* Start MATERIAL FOR THE TASK *

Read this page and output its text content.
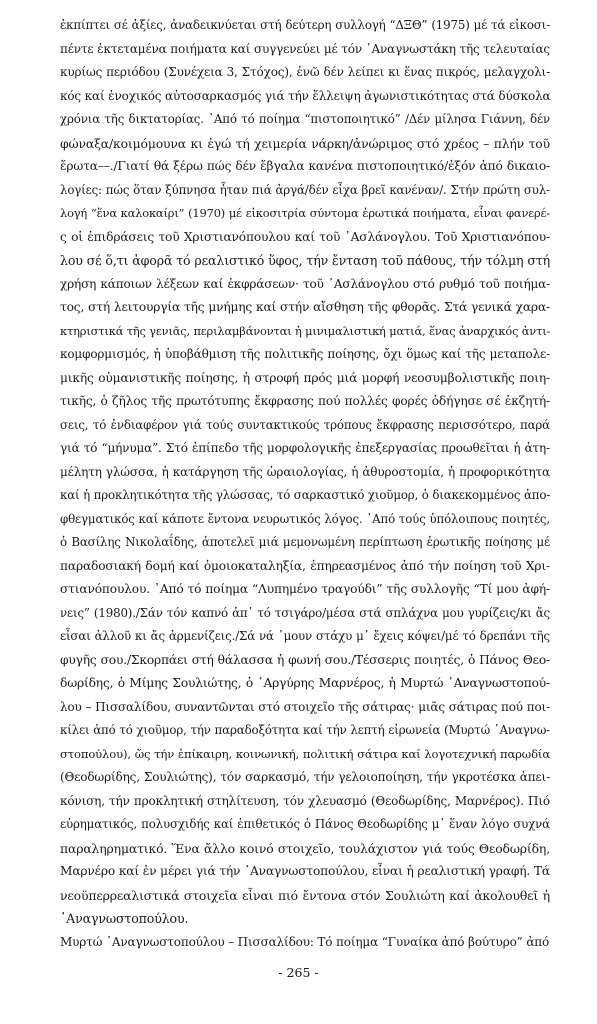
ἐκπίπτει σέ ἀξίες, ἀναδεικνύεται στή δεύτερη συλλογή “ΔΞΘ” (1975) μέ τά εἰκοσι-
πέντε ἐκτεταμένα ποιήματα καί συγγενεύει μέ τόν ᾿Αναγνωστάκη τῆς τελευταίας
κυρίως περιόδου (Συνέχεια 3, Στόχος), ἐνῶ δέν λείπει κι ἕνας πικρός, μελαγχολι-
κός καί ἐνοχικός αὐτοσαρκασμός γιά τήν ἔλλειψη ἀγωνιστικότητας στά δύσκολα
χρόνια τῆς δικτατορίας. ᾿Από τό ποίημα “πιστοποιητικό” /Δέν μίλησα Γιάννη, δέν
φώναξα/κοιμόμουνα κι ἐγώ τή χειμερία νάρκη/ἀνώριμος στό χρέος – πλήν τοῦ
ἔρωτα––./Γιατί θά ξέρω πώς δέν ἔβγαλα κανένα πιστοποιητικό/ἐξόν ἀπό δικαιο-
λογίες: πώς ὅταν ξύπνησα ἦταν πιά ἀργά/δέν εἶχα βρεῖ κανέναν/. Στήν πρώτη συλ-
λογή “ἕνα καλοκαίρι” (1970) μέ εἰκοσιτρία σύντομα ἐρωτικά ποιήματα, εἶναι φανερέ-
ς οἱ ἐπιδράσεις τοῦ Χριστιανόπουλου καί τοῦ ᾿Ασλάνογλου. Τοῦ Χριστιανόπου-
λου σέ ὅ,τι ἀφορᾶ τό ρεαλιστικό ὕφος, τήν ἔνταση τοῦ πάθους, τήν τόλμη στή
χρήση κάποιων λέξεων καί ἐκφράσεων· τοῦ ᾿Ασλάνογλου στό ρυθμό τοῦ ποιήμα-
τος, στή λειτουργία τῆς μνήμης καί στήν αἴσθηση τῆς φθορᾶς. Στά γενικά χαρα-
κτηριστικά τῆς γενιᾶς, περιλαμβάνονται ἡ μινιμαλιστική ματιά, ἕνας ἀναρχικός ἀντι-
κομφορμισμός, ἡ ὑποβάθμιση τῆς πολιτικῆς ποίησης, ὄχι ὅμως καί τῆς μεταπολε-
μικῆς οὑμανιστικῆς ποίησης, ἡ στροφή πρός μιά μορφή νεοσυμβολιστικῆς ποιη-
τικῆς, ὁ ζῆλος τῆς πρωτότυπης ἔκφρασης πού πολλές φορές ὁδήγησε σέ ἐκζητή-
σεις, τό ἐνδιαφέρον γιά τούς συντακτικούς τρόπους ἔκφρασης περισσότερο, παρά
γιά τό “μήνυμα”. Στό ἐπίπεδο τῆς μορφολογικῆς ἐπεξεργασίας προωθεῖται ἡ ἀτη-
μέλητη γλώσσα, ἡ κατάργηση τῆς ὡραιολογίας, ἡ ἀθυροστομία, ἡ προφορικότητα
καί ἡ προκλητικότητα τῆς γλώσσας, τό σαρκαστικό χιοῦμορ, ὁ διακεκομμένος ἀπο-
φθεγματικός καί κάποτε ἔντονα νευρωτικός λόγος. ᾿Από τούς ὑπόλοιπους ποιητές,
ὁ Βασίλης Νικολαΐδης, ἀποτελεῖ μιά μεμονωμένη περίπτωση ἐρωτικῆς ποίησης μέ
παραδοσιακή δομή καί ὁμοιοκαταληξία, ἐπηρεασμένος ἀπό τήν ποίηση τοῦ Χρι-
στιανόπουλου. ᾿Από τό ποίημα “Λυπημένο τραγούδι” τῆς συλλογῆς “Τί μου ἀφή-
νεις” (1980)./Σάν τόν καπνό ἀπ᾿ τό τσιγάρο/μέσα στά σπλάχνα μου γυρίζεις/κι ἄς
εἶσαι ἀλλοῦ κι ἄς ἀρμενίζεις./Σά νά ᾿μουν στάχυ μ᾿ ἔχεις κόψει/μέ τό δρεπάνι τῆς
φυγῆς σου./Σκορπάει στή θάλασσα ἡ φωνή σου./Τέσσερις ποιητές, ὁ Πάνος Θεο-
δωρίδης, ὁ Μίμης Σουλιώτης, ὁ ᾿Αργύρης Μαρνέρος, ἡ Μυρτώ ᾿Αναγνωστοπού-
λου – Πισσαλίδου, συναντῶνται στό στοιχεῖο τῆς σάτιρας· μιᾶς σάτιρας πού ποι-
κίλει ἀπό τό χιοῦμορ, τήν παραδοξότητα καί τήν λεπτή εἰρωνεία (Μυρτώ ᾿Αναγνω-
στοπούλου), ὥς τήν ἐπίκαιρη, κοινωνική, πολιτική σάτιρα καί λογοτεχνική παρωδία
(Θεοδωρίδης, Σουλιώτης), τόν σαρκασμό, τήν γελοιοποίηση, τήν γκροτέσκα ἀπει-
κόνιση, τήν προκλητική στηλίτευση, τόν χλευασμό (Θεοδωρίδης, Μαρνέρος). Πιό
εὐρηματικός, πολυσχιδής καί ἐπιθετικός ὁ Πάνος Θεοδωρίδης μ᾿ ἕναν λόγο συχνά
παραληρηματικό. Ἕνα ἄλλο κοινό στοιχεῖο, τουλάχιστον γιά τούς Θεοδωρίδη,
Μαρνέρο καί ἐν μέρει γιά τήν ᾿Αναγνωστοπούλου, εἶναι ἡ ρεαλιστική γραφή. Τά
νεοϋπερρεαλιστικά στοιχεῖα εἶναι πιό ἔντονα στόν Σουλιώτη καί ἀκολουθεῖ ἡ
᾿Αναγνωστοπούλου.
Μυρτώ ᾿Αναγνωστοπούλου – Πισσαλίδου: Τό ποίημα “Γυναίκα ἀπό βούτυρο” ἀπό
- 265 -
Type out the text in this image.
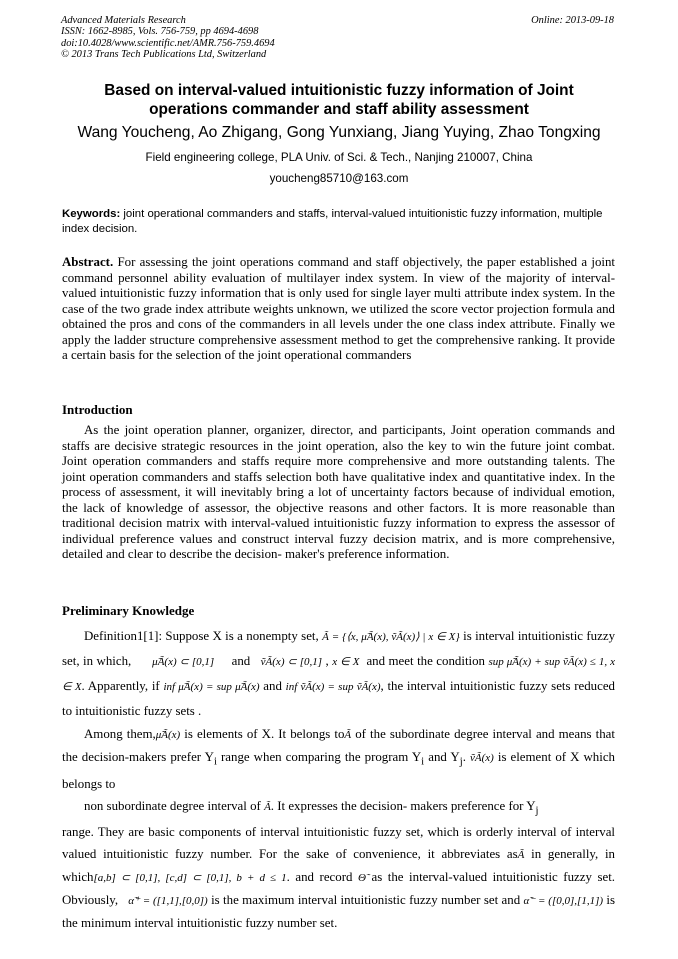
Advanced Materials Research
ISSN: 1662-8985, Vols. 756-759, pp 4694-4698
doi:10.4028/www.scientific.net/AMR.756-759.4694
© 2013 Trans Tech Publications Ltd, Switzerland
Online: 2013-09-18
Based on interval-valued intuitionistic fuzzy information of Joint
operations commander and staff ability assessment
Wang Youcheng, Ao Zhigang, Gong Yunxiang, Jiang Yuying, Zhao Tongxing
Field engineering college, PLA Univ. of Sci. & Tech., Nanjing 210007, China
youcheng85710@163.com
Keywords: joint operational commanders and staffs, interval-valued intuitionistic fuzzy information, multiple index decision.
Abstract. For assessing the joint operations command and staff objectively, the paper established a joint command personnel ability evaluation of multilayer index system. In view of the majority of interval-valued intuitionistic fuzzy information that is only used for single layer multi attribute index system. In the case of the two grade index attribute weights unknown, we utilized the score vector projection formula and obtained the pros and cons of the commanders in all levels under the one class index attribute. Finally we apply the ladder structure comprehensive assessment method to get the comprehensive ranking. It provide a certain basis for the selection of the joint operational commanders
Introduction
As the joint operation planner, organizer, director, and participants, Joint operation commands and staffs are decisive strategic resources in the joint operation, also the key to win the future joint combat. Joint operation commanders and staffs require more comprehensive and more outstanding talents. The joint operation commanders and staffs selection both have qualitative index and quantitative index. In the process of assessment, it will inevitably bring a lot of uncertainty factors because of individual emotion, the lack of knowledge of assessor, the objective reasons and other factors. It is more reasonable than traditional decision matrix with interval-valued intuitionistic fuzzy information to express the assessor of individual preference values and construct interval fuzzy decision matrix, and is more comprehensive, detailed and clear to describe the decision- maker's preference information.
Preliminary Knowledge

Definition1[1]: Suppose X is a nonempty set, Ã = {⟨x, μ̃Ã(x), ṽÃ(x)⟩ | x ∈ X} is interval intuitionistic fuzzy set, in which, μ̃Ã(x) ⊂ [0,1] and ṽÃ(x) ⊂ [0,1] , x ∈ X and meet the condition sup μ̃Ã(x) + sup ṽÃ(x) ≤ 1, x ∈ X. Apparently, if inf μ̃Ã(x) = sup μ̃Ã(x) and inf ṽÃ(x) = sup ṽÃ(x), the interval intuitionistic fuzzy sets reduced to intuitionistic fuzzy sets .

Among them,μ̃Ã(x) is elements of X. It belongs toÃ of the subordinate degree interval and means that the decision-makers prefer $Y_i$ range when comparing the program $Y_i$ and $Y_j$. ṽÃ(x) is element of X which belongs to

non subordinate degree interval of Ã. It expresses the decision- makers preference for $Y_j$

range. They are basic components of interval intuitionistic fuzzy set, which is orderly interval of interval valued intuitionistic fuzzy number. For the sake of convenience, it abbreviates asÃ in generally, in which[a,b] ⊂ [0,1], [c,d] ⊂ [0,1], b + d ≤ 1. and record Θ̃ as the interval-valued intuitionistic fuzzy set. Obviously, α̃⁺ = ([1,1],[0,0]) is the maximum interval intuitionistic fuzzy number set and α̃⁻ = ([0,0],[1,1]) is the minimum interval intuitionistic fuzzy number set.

* End MATERIAL FOR THE TASK *
* Start MATERIAL FOR THE TASK *

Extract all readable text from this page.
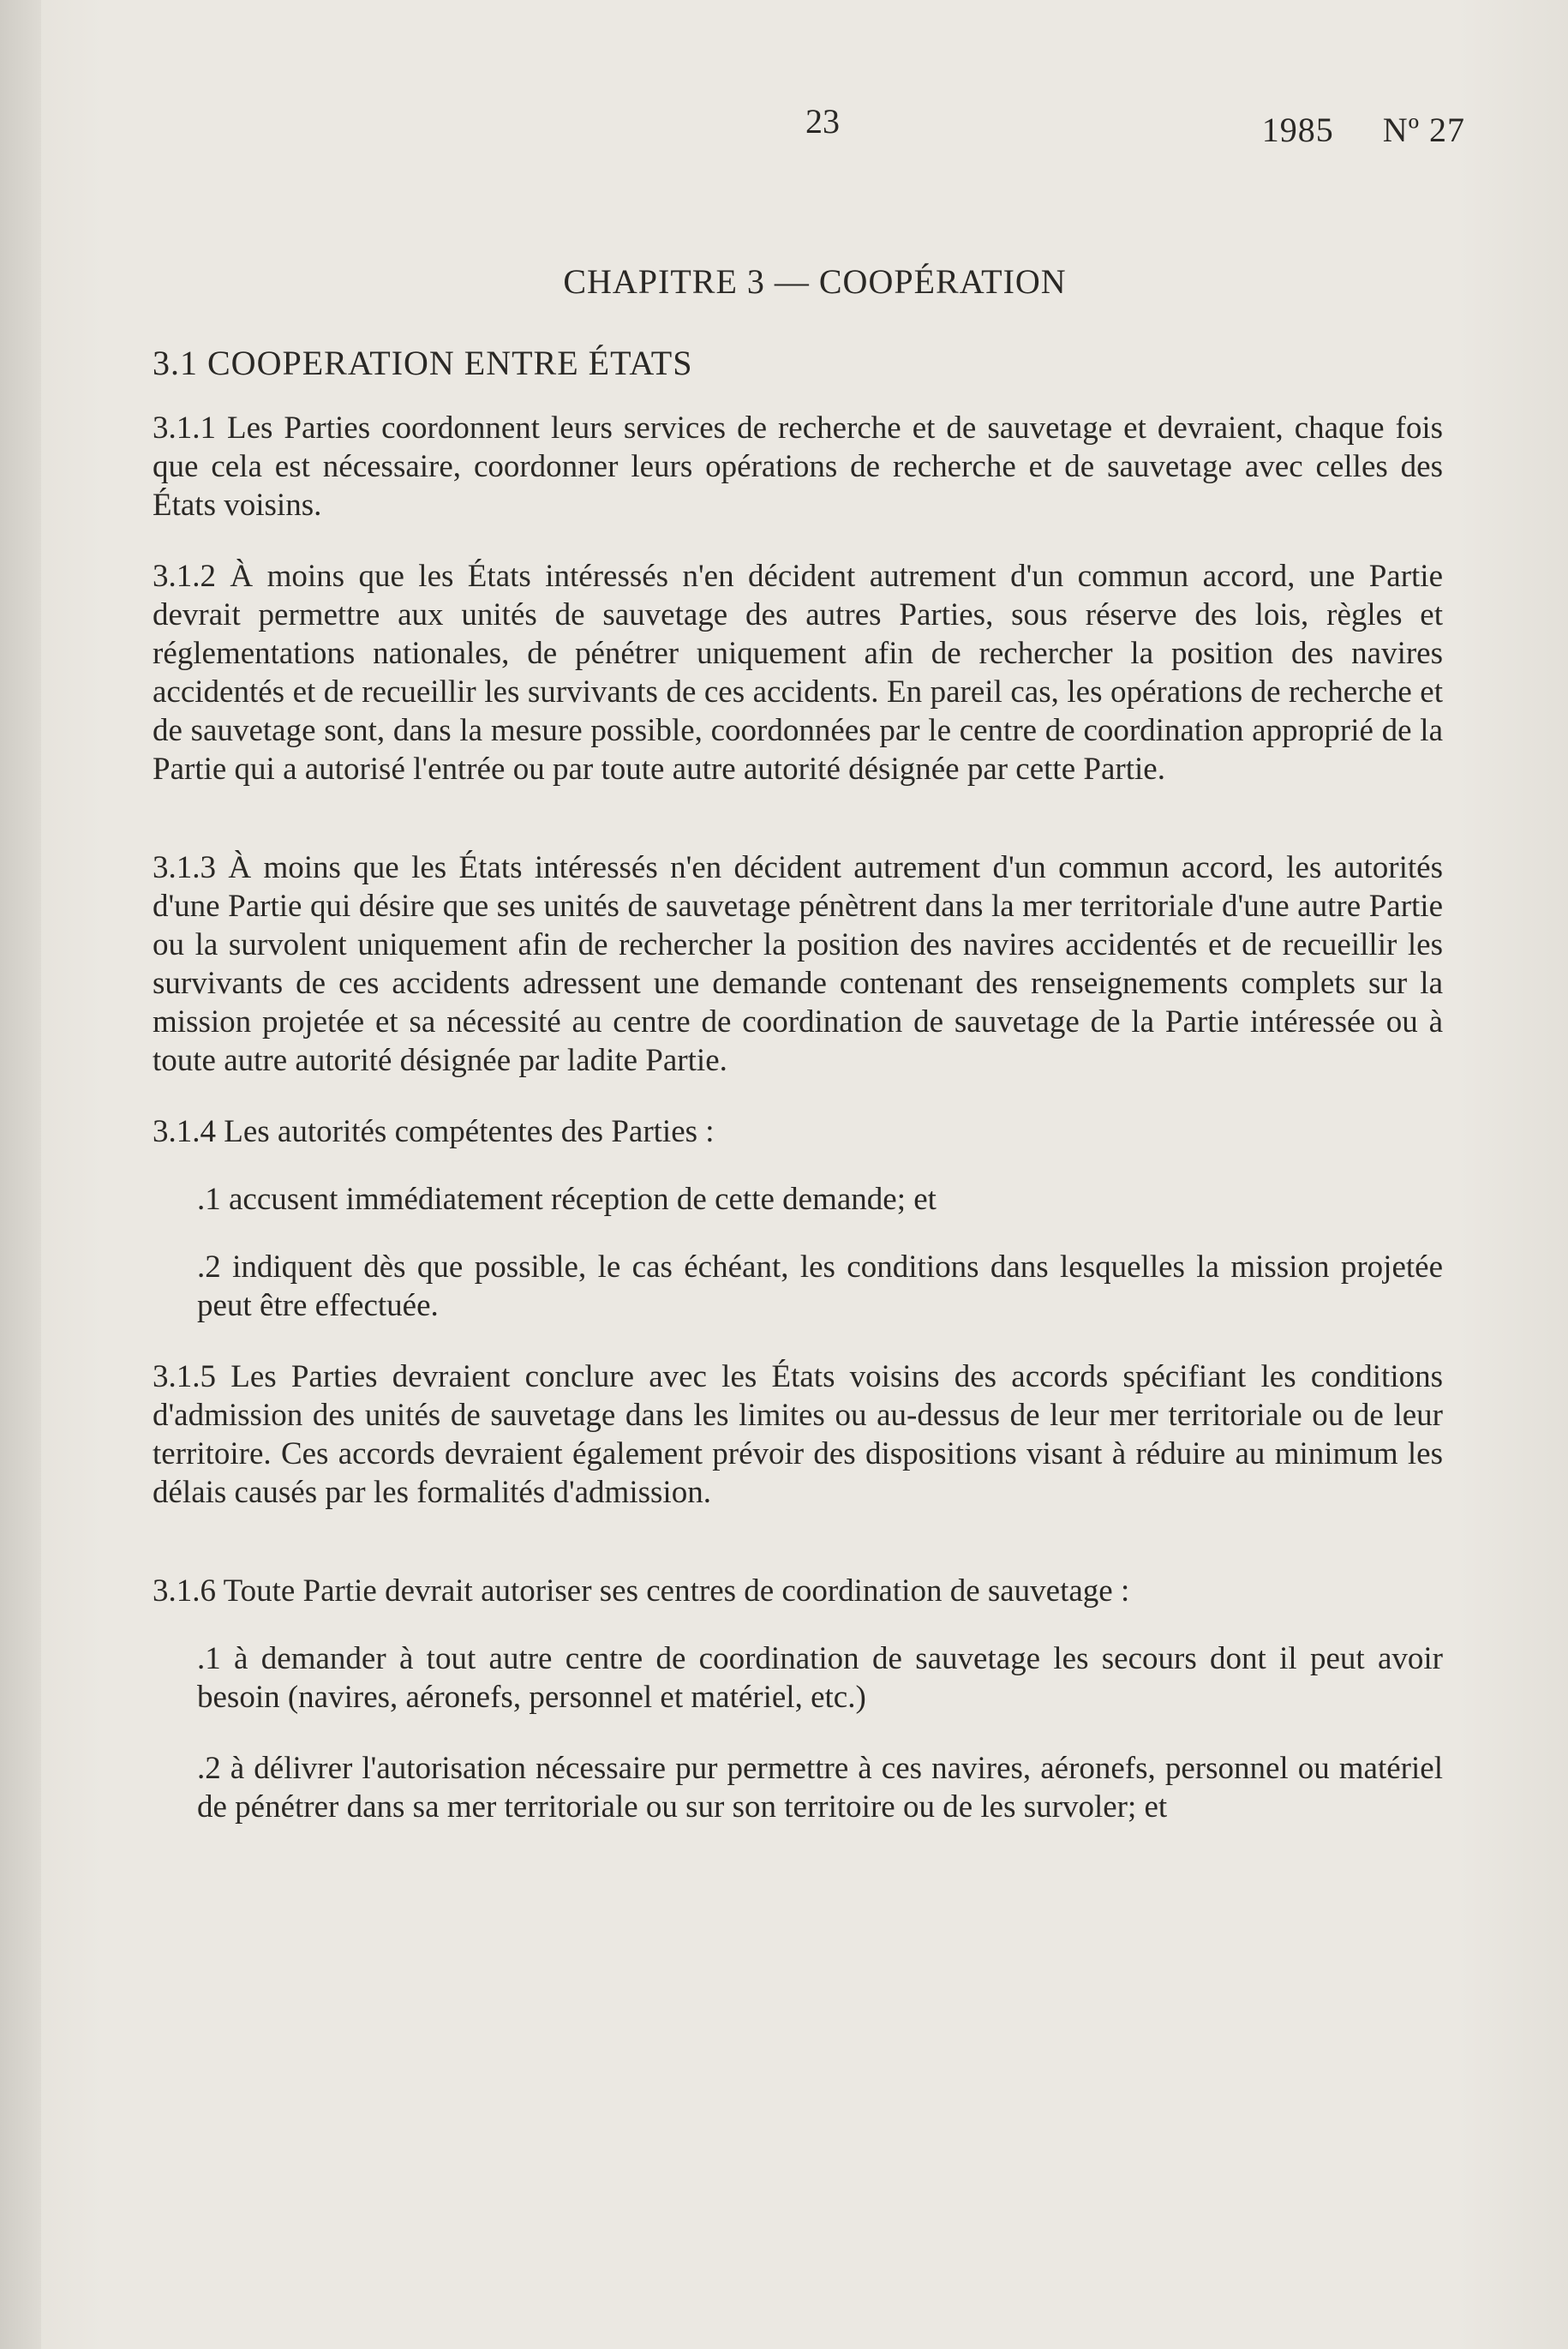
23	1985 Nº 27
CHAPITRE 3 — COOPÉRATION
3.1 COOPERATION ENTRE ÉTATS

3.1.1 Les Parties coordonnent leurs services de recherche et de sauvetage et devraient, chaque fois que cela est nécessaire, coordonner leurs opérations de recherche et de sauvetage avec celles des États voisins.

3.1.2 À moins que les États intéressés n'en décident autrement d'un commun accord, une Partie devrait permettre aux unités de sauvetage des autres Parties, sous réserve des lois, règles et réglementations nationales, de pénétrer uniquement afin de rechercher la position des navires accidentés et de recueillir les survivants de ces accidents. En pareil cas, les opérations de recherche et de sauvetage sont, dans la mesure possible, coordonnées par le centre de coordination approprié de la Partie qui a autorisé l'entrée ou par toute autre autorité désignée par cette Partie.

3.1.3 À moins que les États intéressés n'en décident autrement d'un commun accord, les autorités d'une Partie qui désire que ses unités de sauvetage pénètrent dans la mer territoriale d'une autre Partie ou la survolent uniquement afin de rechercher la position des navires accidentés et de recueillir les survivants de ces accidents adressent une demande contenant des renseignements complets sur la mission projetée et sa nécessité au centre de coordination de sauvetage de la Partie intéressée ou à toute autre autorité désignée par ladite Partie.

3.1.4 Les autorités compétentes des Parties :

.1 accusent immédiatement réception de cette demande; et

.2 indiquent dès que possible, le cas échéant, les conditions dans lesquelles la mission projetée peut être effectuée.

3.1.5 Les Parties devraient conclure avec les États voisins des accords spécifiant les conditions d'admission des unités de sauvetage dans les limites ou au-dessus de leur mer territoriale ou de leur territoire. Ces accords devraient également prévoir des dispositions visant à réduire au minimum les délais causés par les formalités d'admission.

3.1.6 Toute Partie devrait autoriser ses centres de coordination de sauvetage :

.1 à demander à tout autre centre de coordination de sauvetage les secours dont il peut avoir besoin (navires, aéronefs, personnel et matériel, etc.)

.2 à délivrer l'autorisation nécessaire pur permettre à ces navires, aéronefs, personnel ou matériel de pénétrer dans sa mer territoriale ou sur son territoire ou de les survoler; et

* End MATERIAL FOR THE TASK *

SHORT TASK
Which lines of the material contain the string "Σουλιώτης"? List each of them.

FULL SOLUTION
δωρίδης, ὁ Μίμης Σουλιώτης, ὁ ᾿Αργύρης Μαρνέρος, ἡ Μυρτώ ᾿Αναγνωστοπού-
(Θεοδωρίδης, Σουλιώτης), τόν σαρκασμό, τήν γελοιοποίηση, τήν γκροτέσκα ἀπει-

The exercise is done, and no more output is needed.